─── Task material ───

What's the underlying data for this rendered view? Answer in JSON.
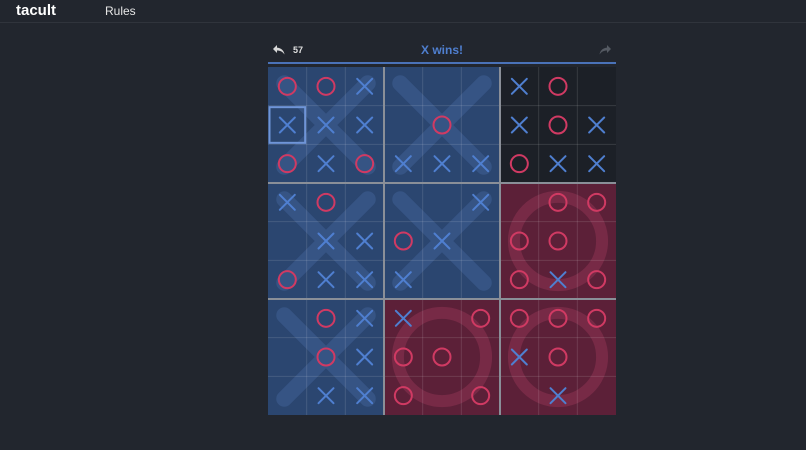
{
  "app": {
    "title": "tacult"
  },
  "nav": {
    "rules_label": "Rules"
  },
  "status": {
    "move_count": "57",
    "message": "X wins!",
    "undo_icon": "undo-arrow-icon",
    "redo_icon": "redo-arrow-icon"
  },
  "colors": {
    "page_bg": "#22262e",
    "x_color": "#4f7fd0",
    "o_color": "#d03a63",
    "x_won_bg": "#2b4670",
    "o_won_bg": "#5c2038",
    "open_bg": "#1c2027",
    "status_color": "#4f7fd0"
  },
  "board": {
    "last_move": {
      "board": 0,
      "cell": 3
    },
    "small_boards": [
      {
        "winner": "X",
        "cells": [
          "O",
          "O",
          "X",
          "X",
          "X",
          "X",
          "O",
          "X",
          "O"
        ]
      },
      {
        "winner": "X",
        "cells": [
          "",
          "",
          "",
          "",
          "O",
          "",
          "X",
          "X",
          "X"
        ]
      },
      {
        "winner": "",
        "cells": [
          "X",
          "O",
          "",
          "X",
          "O",
          "X",
          "O",
          "X",
          "X"
        ]
      },
      {
        "winner": "X",
        "cells": [
          "X",
          "O",
          "",
          "",
          "X",
          "X",
          "O",
          "X",
          "X"
        ]
      },
      {
        "winner": "X",
        "cells": [
          "",
          "",
          "X",
          "O",
          "X",
          "",
          "X",
          "",
          ""
        ]
      },
      {
        "winner": "O",
        "cells": [
          "",
          "O",
          "O",
          "O",
          "O",
          "",
          "O",
          "X",
          "O"
        ]
      },
      {
        "winner": "X",
        "cells": [
          "",
          "O",
          "X",
          "",
          "O",
          "X",
          "",
          "X",
          "X"
        ]
      },
      {
        "winner": "O",
        "cells": [
          "X",
          "",
          "O",
          "O",
          "O",
          "",
          "O",
          "",
          "O"
        ]
      },
      {
        "winner": "O",
        "cells": [
          "O",
          "O",
          "O",
          "X",
          "O",
          "",
          "",
          "X",
          ""
        ]
      }
    ]
  }
}
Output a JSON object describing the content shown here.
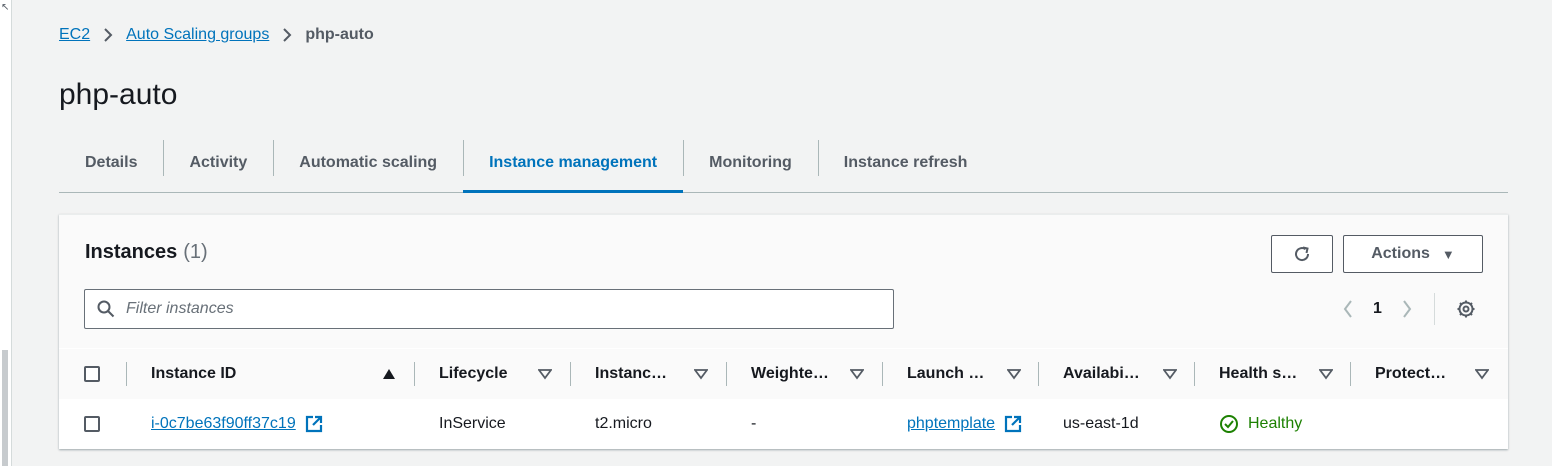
{
  "breadcrumb": {
    "items": [
      "EC2",
      "Auto Scaling groups"
    ],
    "current": "php-auto"
  },
  "page": {
    "title": "php-auto"
  },
  "tabs": [
    {
      "label": "Details",
      "active": false
    },
    {
      "label": "Activity",
      "active": false
    },
    {
      "label": "Automatic scaling",
      "active": false
    },
    {
      "label": "Instance management",
      "active": true
    },
    {
      "label": "Monitoring",
      "active": false
    },
    {
      "label": "Instance refresh",
      "active": false
    }
  ],
  "panel": {
    "title": "Instances",
    "count": "(1)",
    "actions_label": "Actions",
    "filter_placeholder": "Filter instances",
    "page_number": "1"
  },
  "table": {
    "columns": [
      "Instance ID",
      "Lifecycle",
      "Instanc…",
      "Weighte…",
      "Launch …",
      "Availabi…",
      "Health s…",
      "Protect…"
    ],
    "rows": [
      {
        "instance_id": "i-0c7be63f90ff37c19",
        "lifecycle": "InService",
        "instance_type": "t2.micro",
        "weighted": "-",
        "launch_template": "phptemplate",
        "availability_zone": "us-east-1d",
        "health_status": "Healthy",
        "protection": ""
      }
    ]
  },
  "colors": {
    "link": "#0073bb",
    "healthy": "#1d8102",
    "background": "#f2f3f3"
  },
  "icons": [
    "chevron-right-icon",
    "refresh-icon",
    "caret-down-icon",
    "search-icon",
    "chevron-left-icon",
    "settings-icon",
    "sort-ascending-icon",
    "sort-descending-icon",
    "external-link-icon",
    "status-healthy-icon"
  ]
}
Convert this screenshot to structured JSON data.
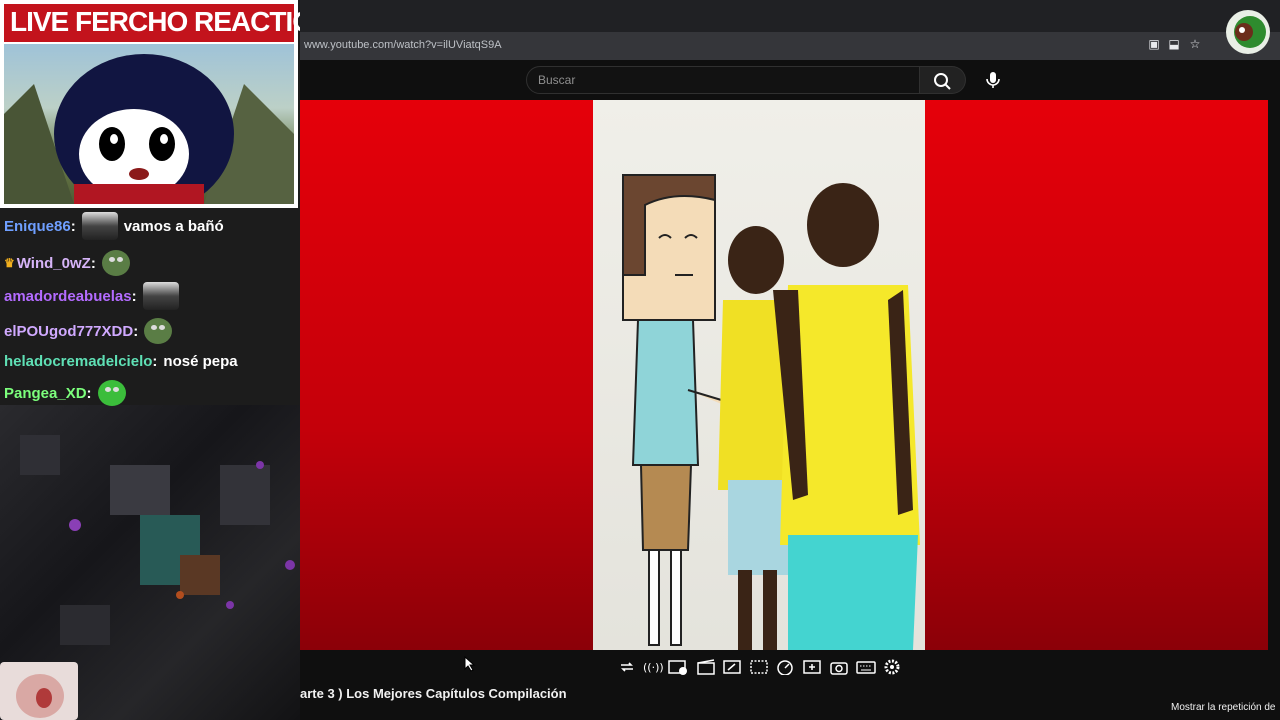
{
  "overlay": {
    "title": "LIVE FERCHO REACTION"
  },
  "chat": [
    {
      "user": "Enique86",
      "separator": ":",
      "message": "vamos a bañó",
      "user_color": "#6f9fff",
      "emote": "car-emote"
    },
    {
      "user": "Wind_0wZ",
      "separator": ":",
      "message": "",
      "user_color": "#d6b4f8",
      "emote": "pepe-emote",
      "badge": "crown-icon"
    },
    {
      "user": "amadordeabuelas",
      "separator": ":",
      "message": "",
      "user_color": "#b36bff",
      "emote": "car-emote"
    },
    {
      "user": "elPOUgod777XDD",
      "separator": ":",
      "message": "",
      "user_color": "#d0a9ff",
      "emote": "pepe-emote"
    },
    {
      "user": "heladocremadelcielo",
      "separator": ":",
      "message": "nosé pepa",
      "user_color": "#5fe0b5",
      "emote": ""
    },
    {
      "user": "Pangea_XD",
      "separator": ":",
      "message": "",
      "user_color": "#7cff7c",
      "emote": "pepe-love-emote"
    }
  ],
  "browser": {
    "url": "www.youtube.com/watch?v=ilUViatqS9A"
  },
  "youtube": {
    "search_placeholder": "Buscar",
    "video_title": "arte 3 ) Los Mejores Capítulos Compilación",
    "replay_text": "Mostrar la repetición de"
  },
  "colors": {
    "video_red": "#d2000a",
    "banner_red": "#c3131c"
  },
  "icons": [
    "repeat-icon",
    "surround-icon",
    "picture-icon",
    "clapper-icon",
    "resize-icon",
    "subtitles-icon",
    "speed-icon",
    "add-icon",
    "camera-icon",
    "keyboard-icon",
    "settings-icon"
  ]
}
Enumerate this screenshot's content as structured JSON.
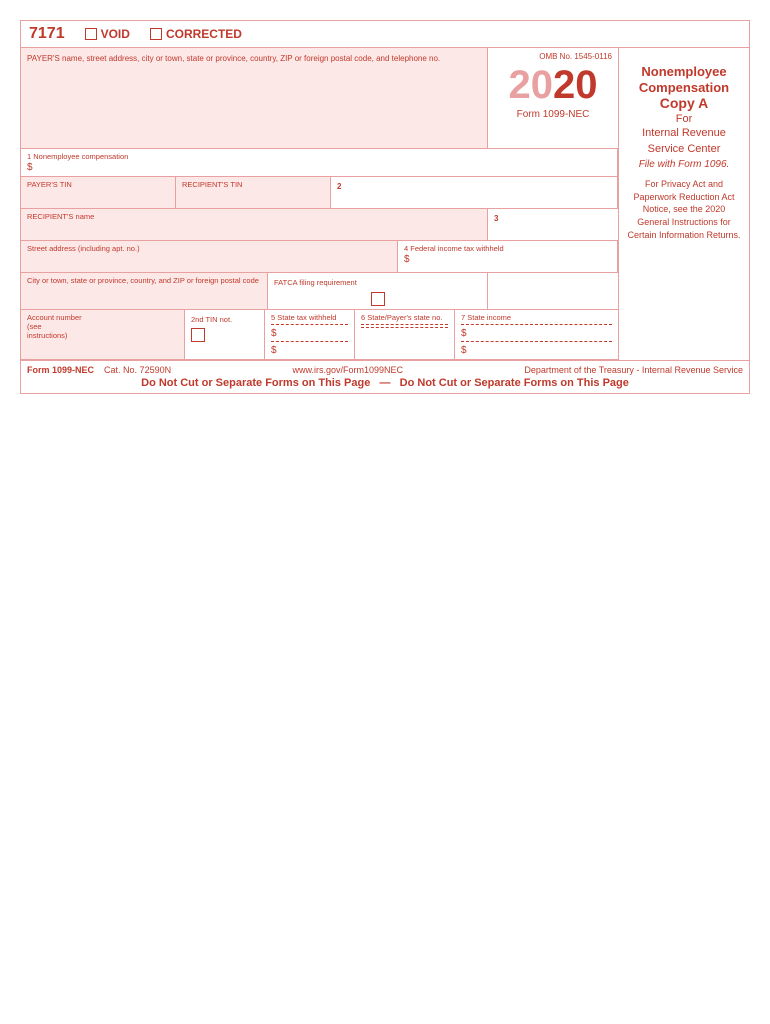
{
  "form": {
    "number": "7171",
    "void_label": "VOID",
    "corrected_label": "CORRECTED",
    "omb_number": "OMB No. 1545-0116",
    "year_part1": "20",
    "year_part2": "20",
    "form_name": "Form 1099-NEC",
    "title_line1": "Nonemployee",
    "title_line2": "Compensation",
    "copy_label": "Copy A",
    "copy_for": "For",
    "copy_org1": "Internal Revenue",
    "copy_org2": "Service Center",
    "file_with": "File with Form 1096.",
    "privacy_notice": "For Privacy Act and Paperwork Reduction Act Notice, see the 2020 General Instructions for Certain Information Returns.",
    "fields": {
      "payer_info_label": "PAYER'S name, street address, city or town, state or province, country, ZIP or foreign postal code, and telephone no.",
      "box1_label": "1  Nonemployee compensation",
      "box1_dollar": "$",
      "box2_label": "2",
      "payer_tin_label": "PAYER'S TIN",
      "recipient_tin_label": "RECIPIENT'S TIN",
      "recipient_name_label": "RECIPIENT'S name",
      "box3_label": "3",
      "street_label": "Street address (including apt. no.)",
      "box4_label": "4  Federal income tax withheld",
      "box4_dollar": "$",
      "city_label": "City or town, state or province, country, and ZIP or foreign postal code",
      "fatca_label": "FATCA filing requirement",
      "account_label": "Account number (see instructions)",
      "second_tin_label": "2nd TIN not.",
      "box5_label": "5  State tax withheld",
      "box5_dollar1": "$",
      "box5_dollar2": "$",
      "box6_label": "6  State/Payer's state no.",
      "box7_label": "7  State income",
      "box7_dollar1": "$",
      "box7_dollar2": "$"
    },
    "footer": {
      "form_label": "Form 1099-NEC",
      "cat_no": "Cat. No. 72590N",
      "website": "www.irs.gov/Form1099NEC",
      "dept": "Department of the Treasury - Internal Revenue Service",
      "do_not_cut": "Do Not Cut or Separate Forms on This Page",
      "dash": "—",
      "do_not_cut2": "Do Not Cut or Separate Forms on This Page"
    }
  }
}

───

__What you should do__. Exactly those lines that run from the line holding "Enumerate this screenshot's" to the end of the listing above, both included, are to be reproduced, with pictures left out.

__Full answer__.
Enumerate this screenshot's content as structured JSON.
{
  "form": {
    "number": "7171",
    "void_label": "VOID",
    "corrected_label": "CORRECTED",
    "omb_number": "OMB No. 1545-0116",
    "year_part1": "20",
    "year_part2": "20",
    "form_name": "Form 1099-NEC",
    "title_line1": "Nonemployee",
    "title_line2": "Compensation",
    "copy_label": "Copy A",
    "copy_for": "For",
    "copy_org1": "Internal Revenue",
    "copy_org2": "Service Center",
    "file_with": "File with Form 1096.",
    "privacy_notice": "For Privacy Act and Paperwork Reduction Act Notice, see the 2020 General Instructions for Certain Information Returns.",
    "fields": {
      "payer_info_label": "PAYER'S name, street address, city or town, state or province, country, ZIP or foreign postal code, and telephone no.",
      "box1_label": "1  Nonemployee compensation",
      "box1_dollar": "$",
      "box2_label": "2",
      "payer_tin_label": "PAYER'S TIN",
      "recipient_tin_label": "RECIPIENT'S TIN",
      "recipient_name_label": "RECIPIENT'S name",
      "box3_label": "3",
      "street_label": "Street address (including apt. no.)",
      "box4_label": "4  Federal income tax withheld",
      "box4_dollar": "$",
      "city_label": "City or town, state or province, country, and ZIP or foreign postal code",
      "fatca_label": "FATCA filing requirement",
      "account_label": "Account number (see instructions)",
      "second_tin_label": "2nd TIN not.",
      "box5_label": "5  State tax withheld",
      "box5_dollar1": "$",
      "box5_dollar2": "$",
      "box6_label": "6  State/Payer's state no.",
      "box7_label": "7  State income",
      "box7_dollar1": "$",
      "box7_dollar2": "$"
    },
    "footer": {
      "form_label": "Form 1099-NEC",
      "cat_no": "Cat. No. 72590N",
      "website": "www.irs.gov/Form1099NEC",
      "dept": "Department of the Treasury - Internal Revenue Service",
      "do_not_cut": "Do Not Cut or Separate Forms on This Page",
      "dash": "—",
      "do_not_cut2": "Do Not Cut or Separate Forms on This Page"
    }
  }
}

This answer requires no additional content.